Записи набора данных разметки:

· · · · ·

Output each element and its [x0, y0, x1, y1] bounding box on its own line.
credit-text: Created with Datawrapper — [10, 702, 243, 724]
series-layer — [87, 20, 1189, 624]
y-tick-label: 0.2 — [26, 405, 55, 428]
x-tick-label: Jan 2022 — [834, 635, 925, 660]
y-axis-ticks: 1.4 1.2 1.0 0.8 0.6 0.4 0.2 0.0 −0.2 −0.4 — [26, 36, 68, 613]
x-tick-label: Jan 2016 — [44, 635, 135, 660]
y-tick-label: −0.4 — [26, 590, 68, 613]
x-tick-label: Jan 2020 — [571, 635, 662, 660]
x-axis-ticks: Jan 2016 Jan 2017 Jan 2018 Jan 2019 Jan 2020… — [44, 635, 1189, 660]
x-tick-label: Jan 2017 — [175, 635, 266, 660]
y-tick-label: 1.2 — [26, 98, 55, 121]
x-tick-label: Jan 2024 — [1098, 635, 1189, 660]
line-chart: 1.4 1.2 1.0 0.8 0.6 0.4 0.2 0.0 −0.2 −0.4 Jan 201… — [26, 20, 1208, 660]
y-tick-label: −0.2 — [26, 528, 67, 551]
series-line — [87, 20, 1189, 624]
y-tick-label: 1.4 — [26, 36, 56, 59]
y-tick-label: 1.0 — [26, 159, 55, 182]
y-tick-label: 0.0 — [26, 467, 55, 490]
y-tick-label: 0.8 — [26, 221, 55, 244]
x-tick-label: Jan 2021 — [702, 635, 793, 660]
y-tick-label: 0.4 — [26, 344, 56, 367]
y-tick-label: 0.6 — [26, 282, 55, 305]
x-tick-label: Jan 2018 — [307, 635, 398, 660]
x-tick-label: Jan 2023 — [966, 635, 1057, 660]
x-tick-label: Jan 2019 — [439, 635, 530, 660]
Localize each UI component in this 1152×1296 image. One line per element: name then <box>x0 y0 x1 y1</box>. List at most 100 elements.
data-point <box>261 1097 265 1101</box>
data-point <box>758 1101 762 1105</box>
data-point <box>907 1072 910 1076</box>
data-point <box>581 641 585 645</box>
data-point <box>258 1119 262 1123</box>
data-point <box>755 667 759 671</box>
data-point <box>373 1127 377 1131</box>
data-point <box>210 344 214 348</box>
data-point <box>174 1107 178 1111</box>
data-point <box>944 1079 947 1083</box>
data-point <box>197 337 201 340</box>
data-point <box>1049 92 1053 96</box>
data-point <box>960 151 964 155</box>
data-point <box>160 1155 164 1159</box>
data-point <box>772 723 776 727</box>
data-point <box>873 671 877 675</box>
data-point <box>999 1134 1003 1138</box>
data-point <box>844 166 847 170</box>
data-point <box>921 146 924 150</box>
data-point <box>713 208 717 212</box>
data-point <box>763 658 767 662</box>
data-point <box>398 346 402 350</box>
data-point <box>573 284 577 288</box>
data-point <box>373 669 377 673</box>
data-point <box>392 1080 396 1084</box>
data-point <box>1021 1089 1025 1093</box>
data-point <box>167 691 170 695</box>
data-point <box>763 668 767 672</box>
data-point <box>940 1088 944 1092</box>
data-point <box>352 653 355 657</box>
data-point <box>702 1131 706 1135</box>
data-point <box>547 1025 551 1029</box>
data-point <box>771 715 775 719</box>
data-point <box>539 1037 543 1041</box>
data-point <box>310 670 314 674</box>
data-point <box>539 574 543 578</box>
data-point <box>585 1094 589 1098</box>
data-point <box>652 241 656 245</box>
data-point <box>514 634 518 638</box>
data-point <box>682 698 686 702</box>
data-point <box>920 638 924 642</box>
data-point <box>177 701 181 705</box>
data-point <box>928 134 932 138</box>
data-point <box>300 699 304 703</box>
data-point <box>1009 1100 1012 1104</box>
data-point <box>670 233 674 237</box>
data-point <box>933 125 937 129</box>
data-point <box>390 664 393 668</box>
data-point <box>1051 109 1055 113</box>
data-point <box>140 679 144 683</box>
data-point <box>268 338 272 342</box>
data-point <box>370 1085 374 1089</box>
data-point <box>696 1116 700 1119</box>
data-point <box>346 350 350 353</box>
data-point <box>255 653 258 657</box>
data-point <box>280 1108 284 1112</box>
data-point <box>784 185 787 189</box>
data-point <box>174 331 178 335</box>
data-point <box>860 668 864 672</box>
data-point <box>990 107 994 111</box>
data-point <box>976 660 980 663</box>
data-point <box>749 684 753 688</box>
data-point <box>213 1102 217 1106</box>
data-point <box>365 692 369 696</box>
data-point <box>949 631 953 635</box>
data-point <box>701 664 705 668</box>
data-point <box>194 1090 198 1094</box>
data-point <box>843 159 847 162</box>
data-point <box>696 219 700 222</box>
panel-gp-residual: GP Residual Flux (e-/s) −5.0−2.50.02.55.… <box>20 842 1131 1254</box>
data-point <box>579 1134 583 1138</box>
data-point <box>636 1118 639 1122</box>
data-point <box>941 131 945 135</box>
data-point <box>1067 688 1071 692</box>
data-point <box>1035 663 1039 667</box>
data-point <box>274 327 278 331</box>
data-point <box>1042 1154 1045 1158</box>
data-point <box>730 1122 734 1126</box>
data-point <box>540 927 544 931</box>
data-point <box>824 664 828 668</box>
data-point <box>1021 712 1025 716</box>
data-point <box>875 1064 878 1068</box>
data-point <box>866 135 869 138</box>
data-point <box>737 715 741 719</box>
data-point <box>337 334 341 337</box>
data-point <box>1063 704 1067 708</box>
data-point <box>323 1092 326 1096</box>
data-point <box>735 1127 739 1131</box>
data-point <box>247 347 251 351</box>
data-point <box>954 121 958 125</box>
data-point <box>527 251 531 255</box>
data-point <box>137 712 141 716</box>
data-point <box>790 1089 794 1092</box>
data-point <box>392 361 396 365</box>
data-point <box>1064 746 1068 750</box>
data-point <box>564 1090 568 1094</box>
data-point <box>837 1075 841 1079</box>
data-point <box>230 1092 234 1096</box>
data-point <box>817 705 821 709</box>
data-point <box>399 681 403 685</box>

· · · · ·

> **Задача**: Найдите в записях выше все строки, где встречается слово «element», и выпишите их без изменений. Регистр букв учитывается.

> **Ответ**:
Output each element and its [x0, y0, x1, y1] bounding box on its own line.
Localize each UI component in this 1152×1296 image. One line per element: name then <box>x0 y0 x1 y1</box>. List at most 100 elements.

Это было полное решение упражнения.